### DATA ROWS:
[BEGIN]

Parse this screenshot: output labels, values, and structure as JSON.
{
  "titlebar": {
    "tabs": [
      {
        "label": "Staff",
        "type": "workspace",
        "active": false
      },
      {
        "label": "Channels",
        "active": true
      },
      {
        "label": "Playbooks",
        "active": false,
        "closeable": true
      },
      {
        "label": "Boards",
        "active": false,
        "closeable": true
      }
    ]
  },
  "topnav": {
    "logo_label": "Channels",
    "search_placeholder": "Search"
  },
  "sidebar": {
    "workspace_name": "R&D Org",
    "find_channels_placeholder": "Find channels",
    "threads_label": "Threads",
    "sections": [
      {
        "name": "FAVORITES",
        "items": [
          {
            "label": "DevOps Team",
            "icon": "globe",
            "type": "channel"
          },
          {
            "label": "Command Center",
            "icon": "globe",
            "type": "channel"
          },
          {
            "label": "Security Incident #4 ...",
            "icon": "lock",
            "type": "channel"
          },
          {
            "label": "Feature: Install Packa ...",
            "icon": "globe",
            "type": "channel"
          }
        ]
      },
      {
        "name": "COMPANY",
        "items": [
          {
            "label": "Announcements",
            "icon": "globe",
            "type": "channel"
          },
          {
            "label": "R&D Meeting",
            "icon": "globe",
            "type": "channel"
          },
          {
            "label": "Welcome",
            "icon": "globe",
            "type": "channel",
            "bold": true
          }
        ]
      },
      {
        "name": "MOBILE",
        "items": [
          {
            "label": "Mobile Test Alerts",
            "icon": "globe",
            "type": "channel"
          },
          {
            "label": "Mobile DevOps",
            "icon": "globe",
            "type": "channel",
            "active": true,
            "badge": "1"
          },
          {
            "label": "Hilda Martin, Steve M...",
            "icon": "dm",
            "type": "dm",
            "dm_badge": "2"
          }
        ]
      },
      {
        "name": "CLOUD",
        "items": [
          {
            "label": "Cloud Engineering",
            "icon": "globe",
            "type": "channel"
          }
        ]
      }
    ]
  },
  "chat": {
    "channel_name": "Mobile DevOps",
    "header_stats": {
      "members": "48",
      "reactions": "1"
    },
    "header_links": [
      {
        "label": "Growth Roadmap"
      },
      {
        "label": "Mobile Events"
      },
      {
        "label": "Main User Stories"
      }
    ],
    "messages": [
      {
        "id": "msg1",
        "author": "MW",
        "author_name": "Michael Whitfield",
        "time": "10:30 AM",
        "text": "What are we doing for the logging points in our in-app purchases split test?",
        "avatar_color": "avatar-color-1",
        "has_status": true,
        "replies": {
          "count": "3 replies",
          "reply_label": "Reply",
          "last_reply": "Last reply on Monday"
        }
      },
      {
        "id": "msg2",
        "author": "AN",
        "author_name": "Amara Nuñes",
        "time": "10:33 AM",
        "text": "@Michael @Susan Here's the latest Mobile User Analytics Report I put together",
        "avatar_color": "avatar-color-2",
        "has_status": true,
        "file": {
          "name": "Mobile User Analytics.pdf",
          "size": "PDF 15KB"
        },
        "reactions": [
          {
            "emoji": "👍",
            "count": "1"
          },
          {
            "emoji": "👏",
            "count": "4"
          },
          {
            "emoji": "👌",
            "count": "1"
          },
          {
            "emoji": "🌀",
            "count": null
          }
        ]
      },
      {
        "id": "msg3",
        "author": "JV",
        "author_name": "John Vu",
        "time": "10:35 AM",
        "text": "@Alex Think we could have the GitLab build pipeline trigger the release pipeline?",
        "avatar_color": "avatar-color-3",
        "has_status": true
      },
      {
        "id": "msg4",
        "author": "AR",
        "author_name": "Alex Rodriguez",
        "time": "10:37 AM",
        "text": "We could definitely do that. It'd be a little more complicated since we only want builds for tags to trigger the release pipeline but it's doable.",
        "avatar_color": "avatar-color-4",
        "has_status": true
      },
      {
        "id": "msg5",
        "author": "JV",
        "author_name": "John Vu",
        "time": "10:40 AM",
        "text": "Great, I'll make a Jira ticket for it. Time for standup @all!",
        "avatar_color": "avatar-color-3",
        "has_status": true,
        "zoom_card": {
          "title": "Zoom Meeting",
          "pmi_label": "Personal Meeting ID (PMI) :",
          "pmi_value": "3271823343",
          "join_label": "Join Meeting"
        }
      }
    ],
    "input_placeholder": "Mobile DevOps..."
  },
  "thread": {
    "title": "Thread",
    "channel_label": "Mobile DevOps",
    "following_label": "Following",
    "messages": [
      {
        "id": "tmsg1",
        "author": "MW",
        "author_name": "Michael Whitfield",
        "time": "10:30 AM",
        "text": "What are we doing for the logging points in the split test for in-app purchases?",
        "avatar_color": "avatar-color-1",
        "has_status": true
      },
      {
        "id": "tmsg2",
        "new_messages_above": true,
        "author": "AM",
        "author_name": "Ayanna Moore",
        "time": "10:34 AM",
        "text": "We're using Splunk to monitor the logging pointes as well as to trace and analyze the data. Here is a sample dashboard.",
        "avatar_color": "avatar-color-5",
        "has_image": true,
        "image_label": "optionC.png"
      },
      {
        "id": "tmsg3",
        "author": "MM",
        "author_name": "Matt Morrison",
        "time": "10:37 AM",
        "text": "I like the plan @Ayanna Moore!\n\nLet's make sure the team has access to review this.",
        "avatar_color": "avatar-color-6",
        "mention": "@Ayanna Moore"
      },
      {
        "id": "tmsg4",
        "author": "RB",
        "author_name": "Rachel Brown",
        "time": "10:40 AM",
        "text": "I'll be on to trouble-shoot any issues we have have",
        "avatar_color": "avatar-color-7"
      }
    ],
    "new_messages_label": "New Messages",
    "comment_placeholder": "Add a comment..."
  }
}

[END]

### DO THIS:
Go through the listing above line by line and say how many lines hold the word "purchases". Reply with that number only.

### SOLUTION TO THIS PROBLEM:
2